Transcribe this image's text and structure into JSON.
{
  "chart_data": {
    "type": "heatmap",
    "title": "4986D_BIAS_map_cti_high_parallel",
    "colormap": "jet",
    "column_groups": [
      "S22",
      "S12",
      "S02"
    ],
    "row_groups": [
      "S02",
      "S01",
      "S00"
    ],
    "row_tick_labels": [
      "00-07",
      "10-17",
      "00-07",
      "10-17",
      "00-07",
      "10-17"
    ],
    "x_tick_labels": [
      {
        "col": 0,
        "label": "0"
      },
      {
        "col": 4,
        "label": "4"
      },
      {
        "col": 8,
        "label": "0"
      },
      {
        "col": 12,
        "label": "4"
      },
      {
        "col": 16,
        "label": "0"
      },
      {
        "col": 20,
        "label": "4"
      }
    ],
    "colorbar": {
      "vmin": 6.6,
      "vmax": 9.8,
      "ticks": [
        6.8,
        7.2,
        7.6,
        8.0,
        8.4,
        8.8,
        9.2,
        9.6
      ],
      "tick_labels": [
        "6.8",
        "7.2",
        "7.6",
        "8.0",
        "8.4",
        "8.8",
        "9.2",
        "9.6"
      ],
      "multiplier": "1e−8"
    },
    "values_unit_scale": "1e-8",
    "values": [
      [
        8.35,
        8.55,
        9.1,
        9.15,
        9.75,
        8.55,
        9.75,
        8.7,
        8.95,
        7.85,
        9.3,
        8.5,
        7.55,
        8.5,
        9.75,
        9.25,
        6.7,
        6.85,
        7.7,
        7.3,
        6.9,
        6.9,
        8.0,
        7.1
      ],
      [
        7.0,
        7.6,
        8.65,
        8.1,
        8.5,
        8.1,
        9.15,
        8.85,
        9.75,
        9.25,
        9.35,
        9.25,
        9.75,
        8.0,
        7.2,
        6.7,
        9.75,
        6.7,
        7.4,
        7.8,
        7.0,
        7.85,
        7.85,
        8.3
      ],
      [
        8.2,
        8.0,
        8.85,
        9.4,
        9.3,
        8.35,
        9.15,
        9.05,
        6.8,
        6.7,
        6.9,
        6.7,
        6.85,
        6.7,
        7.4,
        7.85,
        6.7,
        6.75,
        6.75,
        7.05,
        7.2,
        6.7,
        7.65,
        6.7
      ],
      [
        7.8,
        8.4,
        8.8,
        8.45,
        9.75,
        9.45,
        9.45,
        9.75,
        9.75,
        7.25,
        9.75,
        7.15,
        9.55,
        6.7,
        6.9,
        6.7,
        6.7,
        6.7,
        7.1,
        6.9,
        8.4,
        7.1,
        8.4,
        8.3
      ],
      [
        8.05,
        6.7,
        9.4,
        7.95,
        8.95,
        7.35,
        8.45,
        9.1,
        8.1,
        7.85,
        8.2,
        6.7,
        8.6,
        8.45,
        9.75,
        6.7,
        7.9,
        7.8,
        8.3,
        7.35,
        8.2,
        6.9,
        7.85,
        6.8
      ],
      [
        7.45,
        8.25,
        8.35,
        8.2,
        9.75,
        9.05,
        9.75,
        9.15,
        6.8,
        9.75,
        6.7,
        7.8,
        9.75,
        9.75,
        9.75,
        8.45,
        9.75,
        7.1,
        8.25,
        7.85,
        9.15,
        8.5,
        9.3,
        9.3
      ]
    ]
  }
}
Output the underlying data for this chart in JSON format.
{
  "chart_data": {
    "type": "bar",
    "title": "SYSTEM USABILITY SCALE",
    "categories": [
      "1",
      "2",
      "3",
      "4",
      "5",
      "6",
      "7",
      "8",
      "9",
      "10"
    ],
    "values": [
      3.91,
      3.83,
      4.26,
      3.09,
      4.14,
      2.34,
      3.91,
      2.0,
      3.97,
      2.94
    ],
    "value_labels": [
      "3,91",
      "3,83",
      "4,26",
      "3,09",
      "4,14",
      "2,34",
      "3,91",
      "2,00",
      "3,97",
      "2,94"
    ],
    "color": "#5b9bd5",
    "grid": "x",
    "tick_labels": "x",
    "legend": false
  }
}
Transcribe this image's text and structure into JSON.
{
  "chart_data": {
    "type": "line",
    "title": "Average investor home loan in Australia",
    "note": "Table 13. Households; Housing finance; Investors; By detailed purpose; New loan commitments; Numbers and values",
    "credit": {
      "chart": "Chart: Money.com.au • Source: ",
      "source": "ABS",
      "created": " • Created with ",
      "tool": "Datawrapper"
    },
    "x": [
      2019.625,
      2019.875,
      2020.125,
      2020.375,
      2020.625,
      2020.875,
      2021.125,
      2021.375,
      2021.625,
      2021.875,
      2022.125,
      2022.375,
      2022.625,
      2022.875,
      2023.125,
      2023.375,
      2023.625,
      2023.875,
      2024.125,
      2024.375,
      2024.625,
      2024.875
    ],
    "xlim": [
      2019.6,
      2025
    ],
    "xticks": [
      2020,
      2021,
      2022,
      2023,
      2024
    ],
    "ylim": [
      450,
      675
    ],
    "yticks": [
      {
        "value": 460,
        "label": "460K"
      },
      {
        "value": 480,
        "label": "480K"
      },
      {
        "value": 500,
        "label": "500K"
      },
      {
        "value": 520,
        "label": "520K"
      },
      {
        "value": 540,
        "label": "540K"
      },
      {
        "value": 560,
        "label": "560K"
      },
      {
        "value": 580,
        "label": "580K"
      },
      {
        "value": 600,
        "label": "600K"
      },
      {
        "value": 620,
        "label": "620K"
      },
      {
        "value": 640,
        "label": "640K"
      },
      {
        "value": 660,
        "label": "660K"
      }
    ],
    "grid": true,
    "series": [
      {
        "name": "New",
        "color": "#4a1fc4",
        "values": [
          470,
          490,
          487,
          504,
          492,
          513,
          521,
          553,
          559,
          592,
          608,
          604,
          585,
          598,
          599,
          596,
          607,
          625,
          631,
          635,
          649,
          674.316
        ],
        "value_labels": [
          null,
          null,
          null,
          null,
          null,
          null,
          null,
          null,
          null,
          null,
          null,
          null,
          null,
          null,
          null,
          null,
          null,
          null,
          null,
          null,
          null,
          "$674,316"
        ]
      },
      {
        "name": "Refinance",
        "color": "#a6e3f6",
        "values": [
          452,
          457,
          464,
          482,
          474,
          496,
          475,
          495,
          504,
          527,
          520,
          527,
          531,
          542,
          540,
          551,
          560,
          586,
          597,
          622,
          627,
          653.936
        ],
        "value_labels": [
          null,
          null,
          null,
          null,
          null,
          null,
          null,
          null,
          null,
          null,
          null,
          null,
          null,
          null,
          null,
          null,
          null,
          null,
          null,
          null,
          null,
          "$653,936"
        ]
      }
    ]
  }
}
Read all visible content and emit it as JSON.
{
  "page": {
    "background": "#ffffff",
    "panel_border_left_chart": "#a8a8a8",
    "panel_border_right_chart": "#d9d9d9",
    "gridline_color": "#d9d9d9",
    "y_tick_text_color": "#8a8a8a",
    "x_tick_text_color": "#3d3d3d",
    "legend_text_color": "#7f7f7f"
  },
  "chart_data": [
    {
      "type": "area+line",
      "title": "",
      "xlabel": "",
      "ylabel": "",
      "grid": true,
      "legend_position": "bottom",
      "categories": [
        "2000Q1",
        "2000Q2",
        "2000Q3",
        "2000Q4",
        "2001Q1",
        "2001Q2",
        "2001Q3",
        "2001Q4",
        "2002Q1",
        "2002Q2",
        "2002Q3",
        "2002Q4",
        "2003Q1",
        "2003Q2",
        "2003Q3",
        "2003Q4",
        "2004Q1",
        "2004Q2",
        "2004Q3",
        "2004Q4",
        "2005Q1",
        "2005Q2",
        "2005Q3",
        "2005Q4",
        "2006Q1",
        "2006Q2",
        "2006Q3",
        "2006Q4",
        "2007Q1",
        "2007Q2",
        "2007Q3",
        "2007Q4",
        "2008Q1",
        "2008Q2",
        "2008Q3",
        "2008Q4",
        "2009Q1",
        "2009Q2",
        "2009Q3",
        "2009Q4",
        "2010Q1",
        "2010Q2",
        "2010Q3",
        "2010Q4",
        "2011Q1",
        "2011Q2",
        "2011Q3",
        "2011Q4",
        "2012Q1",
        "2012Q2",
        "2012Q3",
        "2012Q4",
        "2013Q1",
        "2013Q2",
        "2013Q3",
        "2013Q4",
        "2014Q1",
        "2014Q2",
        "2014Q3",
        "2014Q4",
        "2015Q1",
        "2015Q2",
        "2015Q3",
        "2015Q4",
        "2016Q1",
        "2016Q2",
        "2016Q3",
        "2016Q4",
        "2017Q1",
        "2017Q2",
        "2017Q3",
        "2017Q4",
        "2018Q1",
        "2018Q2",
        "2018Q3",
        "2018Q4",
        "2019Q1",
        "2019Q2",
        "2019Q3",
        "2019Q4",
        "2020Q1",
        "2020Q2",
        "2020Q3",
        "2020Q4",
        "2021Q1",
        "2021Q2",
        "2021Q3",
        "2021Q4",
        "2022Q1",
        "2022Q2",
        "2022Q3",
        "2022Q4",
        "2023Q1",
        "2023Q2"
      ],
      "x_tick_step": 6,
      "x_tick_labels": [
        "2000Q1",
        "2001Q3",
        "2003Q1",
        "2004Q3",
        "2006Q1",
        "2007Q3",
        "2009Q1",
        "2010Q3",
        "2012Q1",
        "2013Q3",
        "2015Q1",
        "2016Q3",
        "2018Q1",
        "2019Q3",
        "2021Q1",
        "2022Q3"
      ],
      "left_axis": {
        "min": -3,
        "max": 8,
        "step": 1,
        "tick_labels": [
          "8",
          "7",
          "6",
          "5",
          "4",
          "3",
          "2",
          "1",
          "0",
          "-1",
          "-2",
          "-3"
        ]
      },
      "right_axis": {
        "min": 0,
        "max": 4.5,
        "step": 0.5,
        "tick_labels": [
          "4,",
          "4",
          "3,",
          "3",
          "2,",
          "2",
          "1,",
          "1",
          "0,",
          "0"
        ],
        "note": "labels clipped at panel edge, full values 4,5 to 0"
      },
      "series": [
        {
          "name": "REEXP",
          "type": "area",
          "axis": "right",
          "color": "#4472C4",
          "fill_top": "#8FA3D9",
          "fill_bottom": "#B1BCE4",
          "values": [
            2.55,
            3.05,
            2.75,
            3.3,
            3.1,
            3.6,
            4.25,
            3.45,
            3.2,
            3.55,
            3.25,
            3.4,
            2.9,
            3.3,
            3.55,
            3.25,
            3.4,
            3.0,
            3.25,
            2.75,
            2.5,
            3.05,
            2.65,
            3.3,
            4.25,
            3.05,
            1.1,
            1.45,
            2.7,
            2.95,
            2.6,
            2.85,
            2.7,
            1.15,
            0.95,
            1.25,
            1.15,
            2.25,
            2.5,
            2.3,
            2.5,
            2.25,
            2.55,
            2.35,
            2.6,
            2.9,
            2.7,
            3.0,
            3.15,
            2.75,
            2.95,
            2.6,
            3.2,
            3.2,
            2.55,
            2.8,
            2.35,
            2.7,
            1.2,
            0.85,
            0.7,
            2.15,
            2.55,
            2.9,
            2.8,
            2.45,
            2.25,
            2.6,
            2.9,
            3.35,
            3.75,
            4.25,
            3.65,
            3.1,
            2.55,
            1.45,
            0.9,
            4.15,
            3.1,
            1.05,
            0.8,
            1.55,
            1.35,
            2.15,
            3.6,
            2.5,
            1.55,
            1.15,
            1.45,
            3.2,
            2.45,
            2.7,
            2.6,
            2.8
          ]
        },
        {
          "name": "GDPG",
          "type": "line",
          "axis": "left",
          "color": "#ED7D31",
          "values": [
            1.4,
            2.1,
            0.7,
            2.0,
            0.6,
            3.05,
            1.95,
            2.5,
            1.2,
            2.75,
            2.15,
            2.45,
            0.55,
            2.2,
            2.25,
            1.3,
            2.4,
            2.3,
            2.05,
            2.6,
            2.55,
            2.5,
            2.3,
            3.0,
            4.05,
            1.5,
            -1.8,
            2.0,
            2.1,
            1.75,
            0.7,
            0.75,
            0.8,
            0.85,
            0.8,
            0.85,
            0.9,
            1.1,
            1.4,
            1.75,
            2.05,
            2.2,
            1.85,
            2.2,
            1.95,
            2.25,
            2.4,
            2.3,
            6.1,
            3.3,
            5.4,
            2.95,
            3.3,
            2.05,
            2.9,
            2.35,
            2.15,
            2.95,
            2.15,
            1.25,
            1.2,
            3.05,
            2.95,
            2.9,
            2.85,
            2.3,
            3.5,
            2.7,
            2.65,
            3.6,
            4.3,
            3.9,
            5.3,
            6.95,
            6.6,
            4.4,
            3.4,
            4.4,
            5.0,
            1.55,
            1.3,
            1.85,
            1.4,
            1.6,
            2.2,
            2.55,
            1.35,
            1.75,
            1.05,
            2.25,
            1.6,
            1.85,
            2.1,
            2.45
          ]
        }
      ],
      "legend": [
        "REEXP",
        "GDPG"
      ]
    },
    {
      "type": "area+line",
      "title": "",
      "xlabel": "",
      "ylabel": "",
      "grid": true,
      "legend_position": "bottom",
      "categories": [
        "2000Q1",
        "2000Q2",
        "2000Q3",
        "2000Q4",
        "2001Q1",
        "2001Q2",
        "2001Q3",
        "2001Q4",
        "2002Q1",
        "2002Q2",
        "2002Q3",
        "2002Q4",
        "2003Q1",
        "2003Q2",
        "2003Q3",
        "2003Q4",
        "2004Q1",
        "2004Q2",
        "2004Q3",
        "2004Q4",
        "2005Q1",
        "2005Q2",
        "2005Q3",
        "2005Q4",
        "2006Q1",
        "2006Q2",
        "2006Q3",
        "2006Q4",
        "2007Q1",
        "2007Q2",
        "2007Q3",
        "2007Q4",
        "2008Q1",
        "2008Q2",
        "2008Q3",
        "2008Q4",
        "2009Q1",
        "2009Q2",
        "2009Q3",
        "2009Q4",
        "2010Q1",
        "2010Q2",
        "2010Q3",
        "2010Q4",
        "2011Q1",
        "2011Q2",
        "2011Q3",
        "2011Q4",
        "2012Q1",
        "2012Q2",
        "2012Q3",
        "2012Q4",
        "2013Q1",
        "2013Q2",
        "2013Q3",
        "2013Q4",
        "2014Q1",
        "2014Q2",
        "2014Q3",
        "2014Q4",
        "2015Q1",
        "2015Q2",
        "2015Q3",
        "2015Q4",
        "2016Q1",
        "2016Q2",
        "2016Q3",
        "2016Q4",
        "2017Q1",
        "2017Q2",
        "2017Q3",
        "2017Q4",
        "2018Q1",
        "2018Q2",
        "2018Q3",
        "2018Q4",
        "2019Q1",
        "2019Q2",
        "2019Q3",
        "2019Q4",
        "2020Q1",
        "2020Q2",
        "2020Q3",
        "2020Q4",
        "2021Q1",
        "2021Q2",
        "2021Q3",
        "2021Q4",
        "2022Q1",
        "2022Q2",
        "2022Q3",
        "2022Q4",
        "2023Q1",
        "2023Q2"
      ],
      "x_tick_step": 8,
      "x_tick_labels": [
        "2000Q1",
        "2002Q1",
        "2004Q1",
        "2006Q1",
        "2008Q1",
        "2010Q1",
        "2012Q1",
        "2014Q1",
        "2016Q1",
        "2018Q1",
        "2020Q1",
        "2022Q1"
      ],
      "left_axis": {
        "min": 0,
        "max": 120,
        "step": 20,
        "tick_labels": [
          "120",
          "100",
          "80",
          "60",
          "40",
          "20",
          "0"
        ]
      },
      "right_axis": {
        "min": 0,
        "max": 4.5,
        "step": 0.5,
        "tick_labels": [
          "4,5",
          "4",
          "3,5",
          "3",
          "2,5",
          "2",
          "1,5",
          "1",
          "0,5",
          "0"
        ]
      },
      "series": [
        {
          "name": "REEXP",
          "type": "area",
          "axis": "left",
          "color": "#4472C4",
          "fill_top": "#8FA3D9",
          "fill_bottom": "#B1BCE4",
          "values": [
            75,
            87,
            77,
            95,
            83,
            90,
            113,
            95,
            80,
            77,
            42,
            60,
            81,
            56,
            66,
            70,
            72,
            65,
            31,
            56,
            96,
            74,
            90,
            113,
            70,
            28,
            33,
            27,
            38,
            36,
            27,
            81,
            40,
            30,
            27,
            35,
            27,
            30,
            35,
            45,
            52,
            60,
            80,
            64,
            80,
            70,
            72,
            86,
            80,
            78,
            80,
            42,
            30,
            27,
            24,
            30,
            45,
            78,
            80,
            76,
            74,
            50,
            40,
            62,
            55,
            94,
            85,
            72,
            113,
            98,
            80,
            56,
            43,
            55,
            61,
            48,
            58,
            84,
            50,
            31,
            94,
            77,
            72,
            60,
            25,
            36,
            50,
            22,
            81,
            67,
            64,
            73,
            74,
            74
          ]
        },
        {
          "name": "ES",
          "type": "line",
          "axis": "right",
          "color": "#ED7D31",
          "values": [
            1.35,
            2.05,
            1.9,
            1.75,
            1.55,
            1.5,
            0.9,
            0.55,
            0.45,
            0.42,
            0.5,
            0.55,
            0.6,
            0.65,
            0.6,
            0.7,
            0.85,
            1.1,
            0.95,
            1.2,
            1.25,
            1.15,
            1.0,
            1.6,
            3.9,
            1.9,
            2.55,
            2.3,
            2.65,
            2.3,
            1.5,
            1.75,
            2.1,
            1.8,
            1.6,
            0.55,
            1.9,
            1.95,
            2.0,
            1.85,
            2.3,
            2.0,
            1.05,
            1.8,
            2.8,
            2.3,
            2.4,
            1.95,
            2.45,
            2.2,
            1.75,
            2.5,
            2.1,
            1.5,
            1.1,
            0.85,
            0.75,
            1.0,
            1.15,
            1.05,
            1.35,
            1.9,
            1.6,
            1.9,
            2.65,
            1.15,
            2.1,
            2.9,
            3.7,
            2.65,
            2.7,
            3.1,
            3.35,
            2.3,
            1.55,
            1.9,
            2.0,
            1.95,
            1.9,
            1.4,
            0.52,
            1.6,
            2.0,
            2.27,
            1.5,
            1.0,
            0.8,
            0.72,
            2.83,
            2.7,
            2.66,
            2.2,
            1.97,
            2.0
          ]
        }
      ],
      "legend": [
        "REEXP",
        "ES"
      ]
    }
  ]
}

▸ **EXERCISE PROMPT**: Among the lines of the data above, determine how many contain the word "loan". Report the number alone.

▸ **RESULT OF THE EXERCISE**: 2